» **PROBLEM TO SOLVE**:
Find each line that has the string "уровень" and give the total, with nothing else.

** start **

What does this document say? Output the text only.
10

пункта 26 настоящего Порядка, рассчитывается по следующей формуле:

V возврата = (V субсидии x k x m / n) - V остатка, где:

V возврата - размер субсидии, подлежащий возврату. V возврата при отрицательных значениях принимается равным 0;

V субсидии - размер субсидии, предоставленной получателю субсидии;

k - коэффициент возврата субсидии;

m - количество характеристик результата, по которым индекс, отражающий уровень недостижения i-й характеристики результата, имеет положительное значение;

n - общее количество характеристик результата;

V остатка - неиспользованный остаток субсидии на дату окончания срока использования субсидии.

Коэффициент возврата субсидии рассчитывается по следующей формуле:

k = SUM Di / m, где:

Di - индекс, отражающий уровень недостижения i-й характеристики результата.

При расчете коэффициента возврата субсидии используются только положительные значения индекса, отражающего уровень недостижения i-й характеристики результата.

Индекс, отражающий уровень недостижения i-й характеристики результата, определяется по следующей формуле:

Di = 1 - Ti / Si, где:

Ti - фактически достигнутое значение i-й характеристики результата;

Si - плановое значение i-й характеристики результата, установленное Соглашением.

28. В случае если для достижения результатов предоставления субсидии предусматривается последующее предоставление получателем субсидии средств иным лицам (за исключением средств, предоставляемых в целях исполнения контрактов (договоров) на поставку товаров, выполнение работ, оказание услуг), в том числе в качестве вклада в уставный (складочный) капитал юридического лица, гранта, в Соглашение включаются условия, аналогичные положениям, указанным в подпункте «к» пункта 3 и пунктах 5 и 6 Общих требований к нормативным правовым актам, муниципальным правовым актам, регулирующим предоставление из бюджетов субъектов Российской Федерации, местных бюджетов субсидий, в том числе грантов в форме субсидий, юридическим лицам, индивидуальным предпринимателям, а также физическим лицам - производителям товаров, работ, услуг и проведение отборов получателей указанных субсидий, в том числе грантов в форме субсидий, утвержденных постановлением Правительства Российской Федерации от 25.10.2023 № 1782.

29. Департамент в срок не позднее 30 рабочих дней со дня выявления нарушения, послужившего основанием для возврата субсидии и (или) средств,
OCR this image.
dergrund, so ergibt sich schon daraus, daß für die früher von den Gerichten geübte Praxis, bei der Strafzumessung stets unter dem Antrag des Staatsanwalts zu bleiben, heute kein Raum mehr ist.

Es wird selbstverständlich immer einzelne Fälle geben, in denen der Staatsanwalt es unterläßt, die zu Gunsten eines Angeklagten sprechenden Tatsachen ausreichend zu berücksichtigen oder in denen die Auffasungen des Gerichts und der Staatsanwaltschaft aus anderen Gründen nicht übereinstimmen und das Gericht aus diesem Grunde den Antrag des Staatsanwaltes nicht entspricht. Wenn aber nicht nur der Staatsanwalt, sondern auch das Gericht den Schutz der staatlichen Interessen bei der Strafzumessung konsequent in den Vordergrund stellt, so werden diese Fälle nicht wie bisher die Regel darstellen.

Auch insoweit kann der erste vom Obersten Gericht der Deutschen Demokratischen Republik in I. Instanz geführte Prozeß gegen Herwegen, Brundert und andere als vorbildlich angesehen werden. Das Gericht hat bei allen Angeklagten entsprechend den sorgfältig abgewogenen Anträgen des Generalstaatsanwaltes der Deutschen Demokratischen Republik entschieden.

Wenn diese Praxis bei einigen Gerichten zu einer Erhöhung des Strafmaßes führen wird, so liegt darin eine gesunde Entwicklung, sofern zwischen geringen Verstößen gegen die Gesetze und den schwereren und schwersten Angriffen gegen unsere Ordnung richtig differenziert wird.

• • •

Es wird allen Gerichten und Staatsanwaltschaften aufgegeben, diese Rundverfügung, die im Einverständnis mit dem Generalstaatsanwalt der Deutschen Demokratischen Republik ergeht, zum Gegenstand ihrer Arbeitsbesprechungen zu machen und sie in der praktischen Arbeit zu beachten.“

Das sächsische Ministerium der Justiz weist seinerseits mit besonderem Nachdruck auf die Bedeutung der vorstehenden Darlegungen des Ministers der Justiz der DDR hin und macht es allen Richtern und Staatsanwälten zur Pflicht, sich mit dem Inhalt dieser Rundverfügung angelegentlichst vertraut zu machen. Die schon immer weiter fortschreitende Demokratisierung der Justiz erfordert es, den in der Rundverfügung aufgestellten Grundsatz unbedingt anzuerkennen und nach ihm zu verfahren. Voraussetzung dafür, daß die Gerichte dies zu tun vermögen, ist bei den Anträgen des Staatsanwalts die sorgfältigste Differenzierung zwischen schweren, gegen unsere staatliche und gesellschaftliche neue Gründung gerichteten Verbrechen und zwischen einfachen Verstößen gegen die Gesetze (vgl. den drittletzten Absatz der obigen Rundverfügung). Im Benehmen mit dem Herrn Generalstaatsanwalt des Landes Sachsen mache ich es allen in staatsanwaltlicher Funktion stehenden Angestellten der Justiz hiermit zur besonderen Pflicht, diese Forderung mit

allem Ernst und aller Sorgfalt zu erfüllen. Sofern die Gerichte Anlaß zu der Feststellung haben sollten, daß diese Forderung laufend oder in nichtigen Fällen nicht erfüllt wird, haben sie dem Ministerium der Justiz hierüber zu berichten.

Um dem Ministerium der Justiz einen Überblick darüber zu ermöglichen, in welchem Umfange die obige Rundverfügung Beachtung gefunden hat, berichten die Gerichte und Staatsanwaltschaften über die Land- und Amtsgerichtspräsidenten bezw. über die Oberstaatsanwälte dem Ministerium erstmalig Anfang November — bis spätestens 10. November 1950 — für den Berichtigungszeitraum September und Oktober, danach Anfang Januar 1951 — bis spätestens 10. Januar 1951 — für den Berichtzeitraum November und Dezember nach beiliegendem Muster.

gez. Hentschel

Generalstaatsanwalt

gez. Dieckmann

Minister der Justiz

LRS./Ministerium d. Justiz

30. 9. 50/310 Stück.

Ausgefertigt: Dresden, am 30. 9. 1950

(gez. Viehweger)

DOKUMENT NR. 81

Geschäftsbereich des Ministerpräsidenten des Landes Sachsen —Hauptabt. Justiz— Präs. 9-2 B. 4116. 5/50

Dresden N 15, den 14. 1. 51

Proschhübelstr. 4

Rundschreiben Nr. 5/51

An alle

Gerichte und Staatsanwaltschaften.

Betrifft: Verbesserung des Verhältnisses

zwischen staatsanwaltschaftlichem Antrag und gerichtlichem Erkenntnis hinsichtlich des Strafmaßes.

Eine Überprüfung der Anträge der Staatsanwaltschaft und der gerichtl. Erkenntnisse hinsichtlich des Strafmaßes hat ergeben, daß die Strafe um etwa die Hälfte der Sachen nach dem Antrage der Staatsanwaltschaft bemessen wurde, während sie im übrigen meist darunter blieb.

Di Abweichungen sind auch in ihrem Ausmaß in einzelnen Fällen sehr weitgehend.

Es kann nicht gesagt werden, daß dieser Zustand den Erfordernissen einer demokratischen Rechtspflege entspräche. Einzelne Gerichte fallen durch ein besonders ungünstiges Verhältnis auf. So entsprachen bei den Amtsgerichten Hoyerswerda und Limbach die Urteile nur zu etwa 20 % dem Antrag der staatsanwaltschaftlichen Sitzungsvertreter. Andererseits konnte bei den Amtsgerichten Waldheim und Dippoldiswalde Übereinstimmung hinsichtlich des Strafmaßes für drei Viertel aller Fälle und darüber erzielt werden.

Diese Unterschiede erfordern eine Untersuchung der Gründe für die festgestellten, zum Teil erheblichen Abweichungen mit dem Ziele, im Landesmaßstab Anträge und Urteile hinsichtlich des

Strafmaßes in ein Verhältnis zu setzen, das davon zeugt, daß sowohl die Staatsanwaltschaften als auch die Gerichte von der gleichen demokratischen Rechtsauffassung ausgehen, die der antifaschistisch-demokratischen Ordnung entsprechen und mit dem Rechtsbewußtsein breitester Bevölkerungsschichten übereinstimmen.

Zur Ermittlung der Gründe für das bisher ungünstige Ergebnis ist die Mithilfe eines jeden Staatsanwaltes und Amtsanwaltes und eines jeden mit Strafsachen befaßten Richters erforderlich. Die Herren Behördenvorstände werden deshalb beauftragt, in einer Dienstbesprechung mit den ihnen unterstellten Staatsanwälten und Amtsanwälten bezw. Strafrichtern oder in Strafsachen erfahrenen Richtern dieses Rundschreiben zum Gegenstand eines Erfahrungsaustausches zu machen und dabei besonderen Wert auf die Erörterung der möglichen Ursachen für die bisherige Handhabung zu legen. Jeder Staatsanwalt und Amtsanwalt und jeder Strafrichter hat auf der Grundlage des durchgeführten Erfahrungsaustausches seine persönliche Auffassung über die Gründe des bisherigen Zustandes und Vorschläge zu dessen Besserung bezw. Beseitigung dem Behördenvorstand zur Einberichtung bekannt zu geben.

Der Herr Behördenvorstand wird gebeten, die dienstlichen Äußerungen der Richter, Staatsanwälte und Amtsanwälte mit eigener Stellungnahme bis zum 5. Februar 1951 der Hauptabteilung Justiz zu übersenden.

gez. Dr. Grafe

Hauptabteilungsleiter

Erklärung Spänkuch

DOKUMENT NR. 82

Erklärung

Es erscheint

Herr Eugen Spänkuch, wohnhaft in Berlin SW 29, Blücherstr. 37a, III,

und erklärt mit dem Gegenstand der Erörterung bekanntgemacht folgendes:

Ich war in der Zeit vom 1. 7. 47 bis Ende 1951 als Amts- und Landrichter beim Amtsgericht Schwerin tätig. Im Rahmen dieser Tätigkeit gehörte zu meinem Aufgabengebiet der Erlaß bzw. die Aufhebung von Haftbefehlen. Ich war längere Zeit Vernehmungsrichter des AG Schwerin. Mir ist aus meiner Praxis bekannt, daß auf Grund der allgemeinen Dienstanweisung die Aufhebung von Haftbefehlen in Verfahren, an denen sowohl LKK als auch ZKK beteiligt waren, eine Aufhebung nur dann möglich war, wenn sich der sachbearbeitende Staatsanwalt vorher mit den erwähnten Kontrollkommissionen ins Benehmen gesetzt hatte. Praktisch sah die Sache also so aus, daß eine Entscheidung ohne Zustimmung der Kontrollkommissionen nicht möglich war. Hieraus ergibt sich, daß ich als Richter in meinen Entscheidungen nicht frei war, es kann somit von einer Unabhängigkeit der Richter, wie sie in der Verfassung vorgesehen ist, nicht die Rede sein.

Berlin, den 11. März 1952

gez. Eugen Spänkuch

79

** end **

» **PROBLEM SOLUTION**:
4